### DIRECTIVE
Copy each line below exactly and leave the pictures out.

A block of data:
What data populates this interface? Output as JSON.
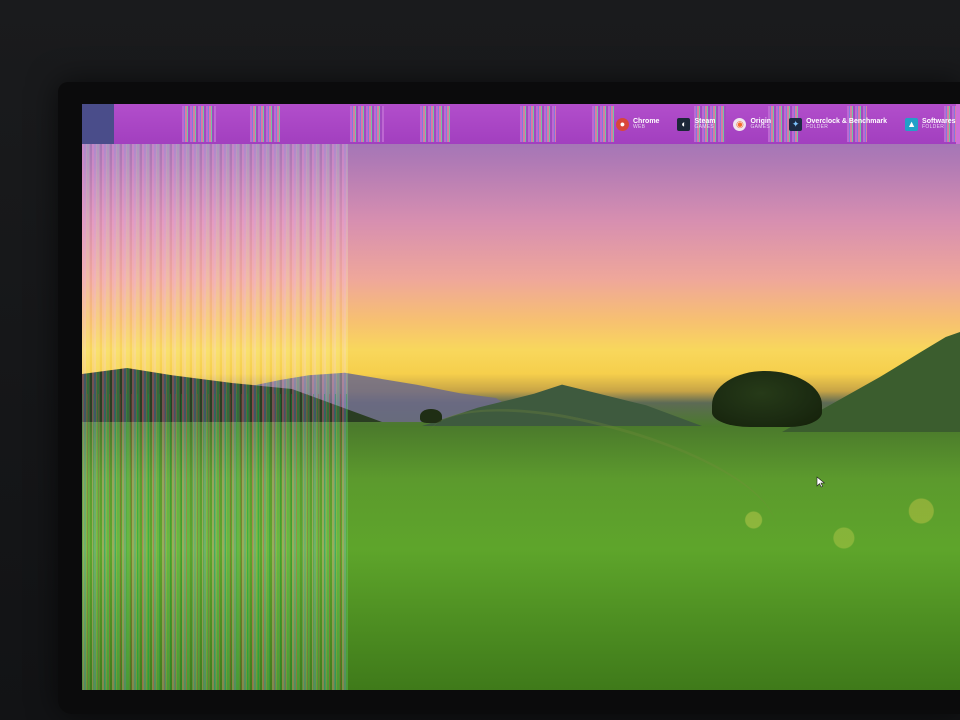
{
  "taskbar": {
    "tiles": [
      {
        "name": "Chrome",
        "category": "WEB",
        "icon": "chrome-icon",
        "color": "#d9463a"
      },
      {
        "name": "Steam",
        "category": "GAMES",
        "icon": "steam-icon",
        "color": "#1b2838"
      },
      {
        "name": "Origin",
        "category": "GAMES",
        "icon": "origin-icon",
        "color": "#f56c2d"
      },
      {
        "name": "Overclock & Benchmark",
        "category": "FOLDER",
        "icon": "overclock-icon",
        "color": "#2a6bd8"
      },
      {
        "name": "Softwares",
        "category": "FOLDER",
        "icon": "softwares-icon",
        "color": "#23a0c8"
      }
    ]
  },
  "colors": {
    "taskbar": "#a23fbf",
    "bezel": "#0b0b0c"
  }
}
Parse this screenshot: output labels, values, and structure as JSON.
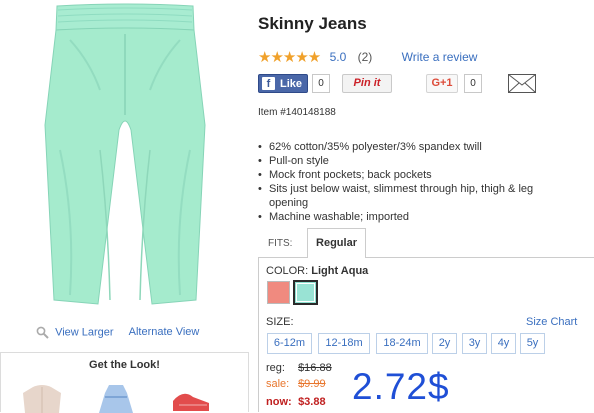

### ANSWER FOR THIS EXERCISE
What data populates this interface? Output as JSON.
{
  "taskbar": {
    "tiles": [
      {
        "name": "Chrome",
        "category": "WEB",
        "icon": "chrome-icon",
        "color": "#d9463a"
      },
      {
        "name": "Steam",
        "category": "GAMES",
        "icon": "steam-icon",
        "color": "#1b2838"
      },
      {
        "name": "Origin",
        "category": "GAMES",
        "icon": "origin-icon",
        "color": "#f56c2d"
      },
      {
        "name": "Overclock & Benchmark",
        "category": "FOLDER",
        "icon": "overclock-icon",
        "color": "#2a6bd8"
      },
      {
        "name": "Softwares",
        "category": "FOLDER",
        "icon": "softwares-icon",
        "color": "#23a0c8"
      }
    ]
  },
  "colors": {
    "taskbar": "#a23fbf",
    "bezel": "#0b0b0c"
  }
}
Parse this screenshot: output labels, values, and structure as JSON.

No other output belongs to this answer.